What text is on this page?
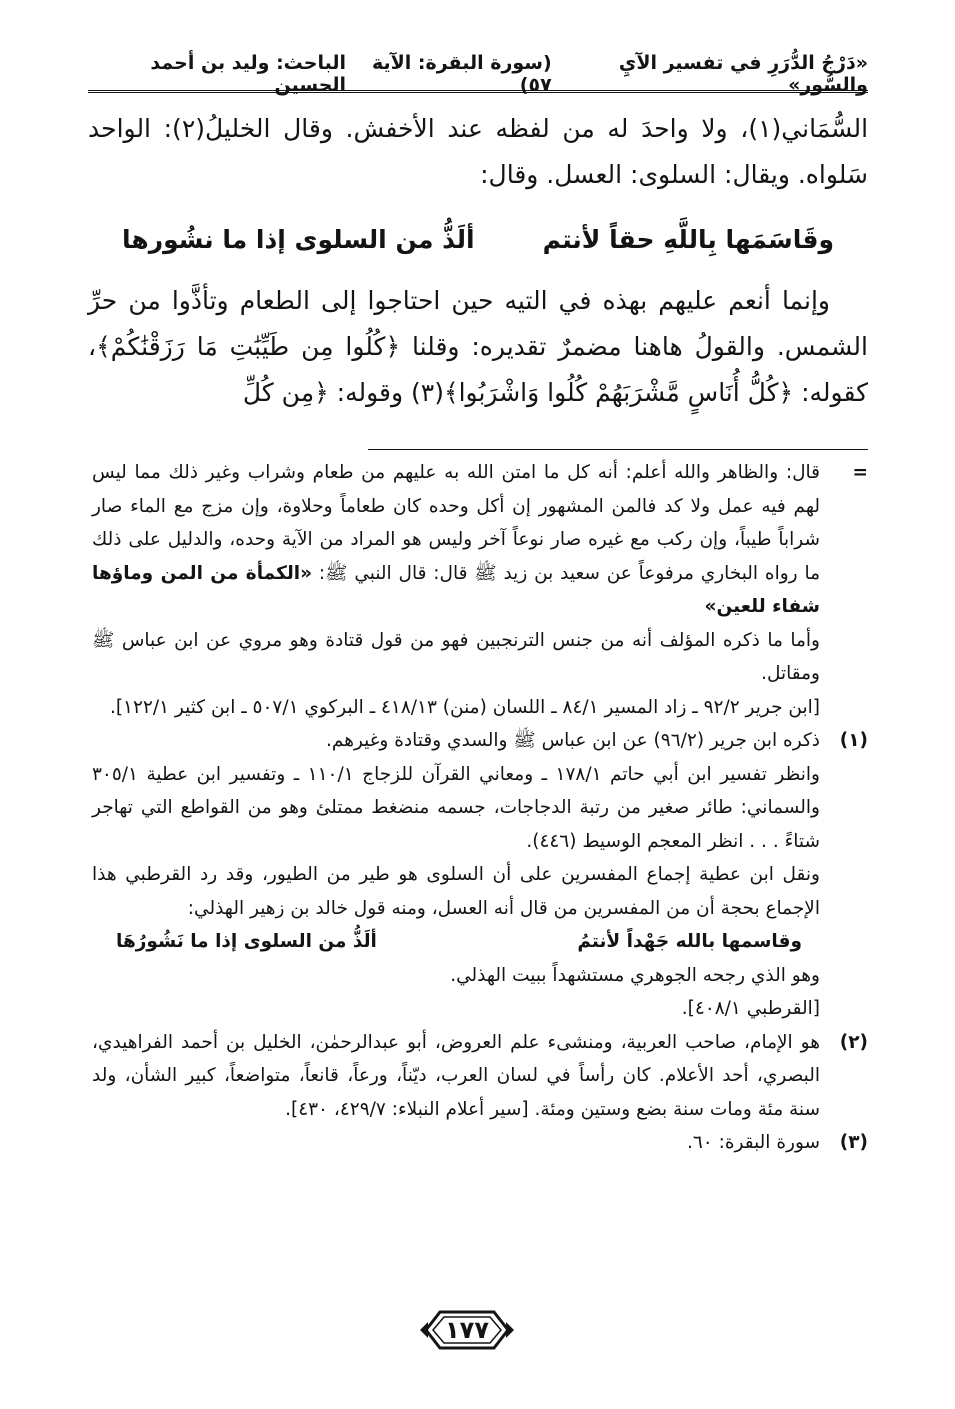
«دَرْجُ الدُّرَرِ في تفسير الآيِ والسُّور»
(سورة البقرة: الآية ٥٧)
الباحث: وليد بن أحمد الحسين

السُّمَاني(١)، ولا واحدَ له من لفظه عند الأخفش. وقال الخليلُ(٢): الواحد سَلواه. ويقال: السلوى: العسل. وقال:

وقَاسَمَها بِاللَّهِ حقاً لأنتم
ألَذُّ من السلوى إذا ما نشُورها

وإنما أنعم عليهم بهذه في التيه حين احتاجوا إلى الطعام وتأذَّوا من حرِّ الشمس. والقولُ هاهنا مضمرٌ تقديره: وقلنا ﴿كُلُوا مِن طَيِّبَٰتِ مَا رَزَقْنَٰكُمْ﴾، كقوله: ﴿كُلُّ أُنَاسٍ مَّشْرَبَهُمْ كُلُوا وَاشْرَبُوا﴾(٣) وقوله: ﴿مِن كُلِّ

=

قال: والظاهر والله أعلم: أنه كل ما امتن الله به عليهم من طعام وشراب وغير ذلك مما ليس لهم فيه عمل ولا كد فالمن المشهور إن أكل وحده كان طعاماً وحلاوة، وإن مزج مع الماء صار شراباً طيباً، وإن ركب مع غيره صار نوعاً آخر وليس هو المراد من الآية وحده، والدليل على ذلك ما رواه البخاري مرفوعاً عن سعيد بن زيد ﷺ قال: قال النبي ﷺ: «الكمأة من المن وماؤها شفاء للعين»

وأما ما ذكره المؤلف أنه من جنس الترنجبين فهو من قول قتادة وهو مروي عن ابن عباس ﷺ ومقاتل.

[ابن جرير ٩٢/٢ ـ زاد المسير ٨٤/١ ـ اللسان (منن) ٤١٨/١٣ ـ البركوي ٥٠٧/١ ـ ابن كثير ١٢٢/١].

(١)

ذكره ابن جرير (٩٦/٢) عن ابن عباس ﷺ والسدي وقتادة وغيرهم.

وانظر تفسير ابن أبي حاتم ١٧٨/١ ـ ومعاني القرآن للزجاج ١١٠/١ ـ وتفسير ابن عطية ٣٠٥/١ والسماني: طائر صغير من رتبة الدجاجات، جسمه منضغط ممتلئ وهو من القواطع التي تهاجر شتاءً . . . انظر المعجم الوسيط (٤٤٦).

ونقل ابن عطية إجماع المفسرين على أن السلوى هو طير من الطيور، وقد رد القرطبي هذا الإجماع بحجة أن من المفسرين من قال أنه العسل، ومنه قول خالد بن زهير الهذلي:

وقاسمها بالله جَهْداً لأنتمُ
ألَذُّ من السلوى إذا ما نَشُورُهَا

وهو الذي رجحه الجوهري مستشهداً ببيت الهذلي.

[القرطبي ٤٠٨/١].

(٢)

هو الإمام، صاحب العربية، ومنشىء علم العروض، أبو عبدالرحمٰن، الخليل بن أحمد الفراهيدي، البصري، أحد الأعلام. كان رأساً في لسان العرب، ديّناً، ورعاً، قانعاً، متواضعاً، كبير الشأن، ولد سنة مئة ومات سنة بضع وستين ومئة. [سير أعلام النبلاء: ٤٢٩/٧، ٤٣٠].

(٣)

سورة البقرة: ٦٠.

١٧٧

※

## [Short task]
Return each line in the records that holds the string "الآية".

## [Written response]
(سورة البقرة: الآية ٥٧)
قال: والظاهر والله أعلم: أنه كل ما امتن الله به عليهم من طعام وشراب وغير ذلك مما ليس لهم فيه عمل ولا كد فالمن المشهور إن أكل وحده كان طعاماً وحلاوة، وإن مزج مع الماء صار شراباً طيباً، وإن ركب مع غيره صار نوعاً آخر وليس هو المراد من الآية وحده، والدليل على ذلك ما رواه البخاري مرفوعاً عن سعيد بن زيد ﷺ قال: قال النبي ﷺ: «الكمأة من المن وماؤها شفاء للعين»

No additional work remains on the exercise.